Excerpt from a dataset:
------------------------

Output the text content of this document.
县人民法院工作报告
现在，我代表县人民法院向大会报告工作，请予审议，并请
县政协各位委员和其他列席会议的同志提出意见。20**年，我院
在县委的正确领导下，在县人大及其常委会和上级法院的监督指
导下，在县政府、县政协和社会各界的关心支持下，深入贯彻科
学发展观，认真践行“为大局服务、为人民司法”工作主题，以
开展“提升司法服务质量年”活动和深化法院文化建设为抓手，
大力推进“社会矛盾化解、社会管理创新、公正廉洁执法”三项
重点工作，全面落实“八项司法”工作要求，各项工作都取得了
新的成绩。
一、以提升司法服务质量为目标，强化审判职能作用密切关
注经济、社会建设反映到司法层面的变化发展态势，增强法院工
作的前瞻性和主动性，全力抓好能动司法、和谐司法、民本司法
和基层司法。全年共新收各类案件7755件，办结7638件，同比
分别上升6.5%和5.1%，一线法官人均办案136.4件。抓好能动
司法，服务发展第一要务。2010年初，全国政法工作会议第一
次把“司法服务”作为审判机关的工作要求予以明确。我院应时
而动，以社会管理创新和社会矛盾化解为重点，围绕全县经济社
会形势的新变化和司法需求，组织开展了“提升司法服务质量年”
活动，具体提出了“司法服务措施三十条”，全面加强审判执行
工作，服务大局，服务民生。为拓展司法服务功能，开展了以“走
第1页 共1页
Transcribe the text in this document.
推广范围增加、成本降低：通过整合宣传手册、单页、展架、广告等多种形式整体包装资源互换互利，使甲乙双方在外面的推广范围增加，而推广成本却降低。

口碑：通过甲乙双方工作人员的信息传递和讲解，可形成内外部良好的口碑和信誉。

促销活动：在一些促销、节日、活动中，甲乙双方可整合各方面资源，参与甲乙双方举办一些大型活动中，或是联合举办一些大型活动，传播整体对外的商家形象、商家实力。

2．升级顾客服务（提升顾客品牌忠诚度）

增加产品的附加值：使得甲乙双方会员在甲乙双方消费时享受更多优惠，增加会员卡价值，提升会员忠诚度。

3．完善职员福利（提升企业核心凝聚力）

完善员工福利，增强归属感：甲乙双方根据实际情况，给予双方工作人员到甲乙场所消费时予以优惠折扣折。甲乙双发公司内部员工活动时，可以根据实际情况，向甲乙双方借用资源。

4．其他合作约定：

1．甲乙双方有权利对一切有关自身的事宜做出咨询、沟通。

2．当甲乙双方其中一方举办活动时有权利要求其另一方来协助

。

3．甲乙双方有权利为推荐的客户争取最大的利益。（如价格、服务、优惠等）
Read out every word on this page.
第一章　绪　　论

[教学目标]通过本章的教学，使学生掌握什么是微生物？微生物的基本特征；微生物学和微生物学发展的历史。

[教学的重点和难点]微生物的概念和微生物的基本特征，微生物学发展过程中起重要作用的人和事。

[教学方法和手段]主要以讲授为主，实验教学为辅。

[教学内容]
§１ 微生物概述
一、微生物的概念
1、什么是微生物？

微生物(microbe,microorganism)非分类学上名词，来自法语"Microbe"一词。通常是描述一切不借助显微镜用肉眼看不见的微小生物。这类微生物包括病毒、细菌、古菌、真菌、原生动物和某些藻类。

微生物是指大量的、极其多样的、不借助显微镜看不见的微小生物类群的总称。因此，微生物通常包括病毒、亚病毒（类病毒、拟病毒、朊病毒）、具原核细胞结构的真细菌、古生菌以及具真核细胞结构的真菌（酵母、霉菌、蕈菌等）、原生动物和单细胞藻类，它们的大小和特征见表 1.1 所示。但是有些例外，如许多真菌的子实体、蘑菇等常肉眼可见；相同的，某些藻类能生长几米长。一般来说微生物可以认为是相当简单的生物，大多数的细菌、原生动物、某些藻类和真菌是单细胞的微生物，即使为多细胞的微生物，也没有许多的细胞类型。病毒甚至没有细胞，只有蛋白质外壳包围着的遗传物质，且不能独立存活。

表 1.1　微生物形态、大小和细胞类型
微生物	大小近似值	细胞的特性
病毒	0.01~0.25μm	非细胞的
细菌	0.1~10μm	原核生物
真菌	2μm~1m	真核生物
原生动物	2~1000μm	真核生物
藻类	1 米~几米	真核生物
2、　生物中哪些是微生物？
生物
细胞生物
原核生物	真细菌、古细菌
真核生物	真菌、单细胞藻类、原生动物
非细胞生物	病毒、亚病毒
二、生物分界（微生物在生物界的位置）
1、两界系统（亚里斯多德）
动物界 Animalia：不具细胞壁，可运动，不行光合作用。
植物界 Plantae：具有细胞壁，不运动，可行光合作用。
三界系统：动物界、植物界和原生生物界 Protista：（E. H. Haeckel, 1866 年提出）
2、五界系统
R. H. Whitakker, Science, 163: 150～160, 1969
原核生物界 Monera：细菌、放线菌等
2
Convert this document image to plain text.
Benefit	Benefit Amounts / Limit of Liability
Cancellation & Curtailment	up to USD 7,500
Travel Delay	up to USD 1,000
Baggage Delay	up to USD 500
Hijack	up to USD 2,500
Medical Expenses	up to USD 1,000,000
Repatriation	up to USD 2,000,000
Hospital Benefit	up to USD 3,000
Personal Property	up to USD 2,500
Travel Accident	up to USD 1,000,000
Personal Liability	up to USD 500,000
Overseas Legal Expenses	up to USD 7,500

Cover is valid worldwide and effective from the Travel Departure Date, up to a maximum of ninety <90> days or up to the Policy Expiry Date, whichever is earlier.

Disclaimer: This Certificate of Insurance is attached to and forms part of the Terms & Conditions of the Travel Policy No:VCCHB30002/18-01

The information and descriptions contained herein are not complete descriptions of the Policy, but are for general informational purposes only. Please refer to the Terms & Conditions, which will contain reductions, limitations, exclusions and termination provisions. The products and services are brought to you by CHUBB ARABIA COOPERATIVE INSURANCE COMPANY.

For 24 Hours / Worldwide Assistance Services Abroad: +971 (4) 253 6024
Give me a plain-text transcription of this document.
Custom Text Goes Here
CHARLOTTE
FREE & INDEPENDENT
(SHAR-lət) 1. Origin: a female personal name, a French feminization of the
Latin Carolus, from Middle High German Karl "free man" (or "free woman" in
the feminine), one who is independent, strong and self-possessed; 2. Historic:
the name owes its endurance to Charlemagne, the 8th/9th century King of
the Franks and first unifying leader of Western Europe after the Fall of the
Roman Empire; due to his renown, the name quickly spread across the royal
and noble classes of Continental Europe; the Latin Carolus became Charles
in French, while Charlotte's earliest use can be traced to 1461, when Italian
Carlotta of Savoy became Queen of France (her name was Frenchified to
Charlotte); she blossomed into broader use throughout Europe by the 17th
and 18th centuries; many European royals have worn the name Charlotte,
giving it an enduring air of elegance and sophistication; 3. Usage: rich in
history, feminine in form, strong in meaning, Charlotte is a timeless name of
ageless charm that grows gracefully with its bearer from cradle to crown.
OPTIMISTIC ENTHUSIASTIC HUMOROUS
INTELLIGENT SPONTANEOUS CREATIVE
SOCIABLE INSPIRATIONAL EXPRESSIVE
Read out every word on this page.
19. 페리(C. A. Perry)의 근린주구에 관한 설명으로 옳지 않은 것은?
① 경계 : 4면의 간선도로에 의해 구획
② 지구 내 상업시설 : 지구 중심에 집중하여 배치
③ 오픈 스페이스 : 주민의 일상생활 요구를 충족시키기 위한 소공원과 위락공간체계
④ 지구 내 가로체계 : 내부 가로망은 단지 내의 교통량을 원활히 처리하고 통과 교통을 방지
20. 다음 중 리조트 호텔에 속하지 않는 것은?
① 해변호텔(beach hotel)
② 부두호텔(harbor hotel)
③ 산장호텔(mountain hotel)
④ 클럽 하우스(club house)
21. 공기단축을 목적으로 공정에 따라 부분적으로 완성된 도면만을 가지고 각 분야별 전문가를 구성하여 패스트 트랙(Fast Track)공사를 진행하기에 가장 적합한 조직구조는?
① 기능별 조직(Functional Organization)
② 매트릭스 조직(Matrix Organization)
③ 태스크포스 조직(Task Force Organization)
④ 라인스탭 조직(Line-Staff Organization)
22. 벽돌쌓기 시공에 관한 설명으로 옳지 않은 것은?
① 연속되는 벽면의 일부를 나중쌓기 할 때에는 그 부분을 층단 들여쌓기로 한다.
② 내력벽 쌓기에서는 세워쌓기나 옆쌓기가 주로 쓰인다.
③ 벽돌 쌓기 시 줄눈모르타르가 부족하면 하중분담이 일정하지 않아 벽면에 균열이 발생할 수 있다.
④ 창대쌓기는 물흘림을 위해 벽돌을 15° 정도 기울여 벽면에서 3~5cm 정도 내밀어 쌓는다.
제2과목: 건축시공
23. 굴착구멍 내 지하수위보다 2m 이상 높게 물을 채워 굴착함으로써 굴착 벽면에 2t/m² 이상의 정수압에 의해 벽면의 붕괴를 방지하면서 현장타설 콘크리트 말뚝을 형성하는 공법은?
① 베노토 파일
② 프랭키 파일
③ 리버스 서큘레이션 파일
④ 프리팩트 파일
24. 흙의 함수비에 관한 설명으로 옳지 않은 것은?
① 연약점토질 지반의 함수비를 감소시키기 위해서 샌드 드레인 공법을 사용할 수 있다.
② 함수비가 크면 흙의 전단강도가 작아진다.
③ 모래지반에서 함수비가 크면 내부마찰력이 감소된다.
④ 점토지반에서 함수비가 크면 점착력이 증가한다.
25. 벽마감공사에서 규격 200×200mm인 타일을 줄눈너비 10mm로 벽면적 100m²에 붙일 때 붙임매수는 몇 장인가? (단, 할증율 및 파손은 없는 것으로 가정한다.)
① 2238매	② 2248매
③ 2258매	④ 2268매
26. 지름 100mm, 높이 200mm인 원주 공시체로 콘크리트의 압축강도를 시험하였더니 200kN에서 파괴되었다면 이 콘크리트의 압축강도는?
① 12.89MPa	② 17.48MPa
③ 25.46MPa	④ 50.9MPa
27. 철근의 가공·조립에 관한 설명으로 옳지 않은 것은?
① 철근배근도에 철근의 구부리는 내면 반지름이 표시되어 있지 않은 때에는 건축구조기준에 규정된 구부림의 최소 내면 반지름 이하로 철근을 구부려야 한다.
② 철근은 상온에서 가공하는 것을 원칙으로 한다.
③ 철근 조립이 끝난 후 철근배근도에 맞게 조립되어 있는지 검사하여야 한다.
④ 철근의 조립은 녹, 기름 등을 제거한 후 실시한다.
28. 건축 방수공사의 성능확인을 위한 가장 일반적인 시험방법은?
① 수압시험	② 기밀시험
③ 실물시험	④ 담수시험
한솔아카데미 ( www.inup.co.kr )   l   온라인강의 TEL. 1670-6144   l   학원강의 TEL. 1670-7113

------------------------

| PROMPT |
How many lines of the data hold the string "Expenses"? Reply with the number alone.

| COMPLETE RESPONSE |
2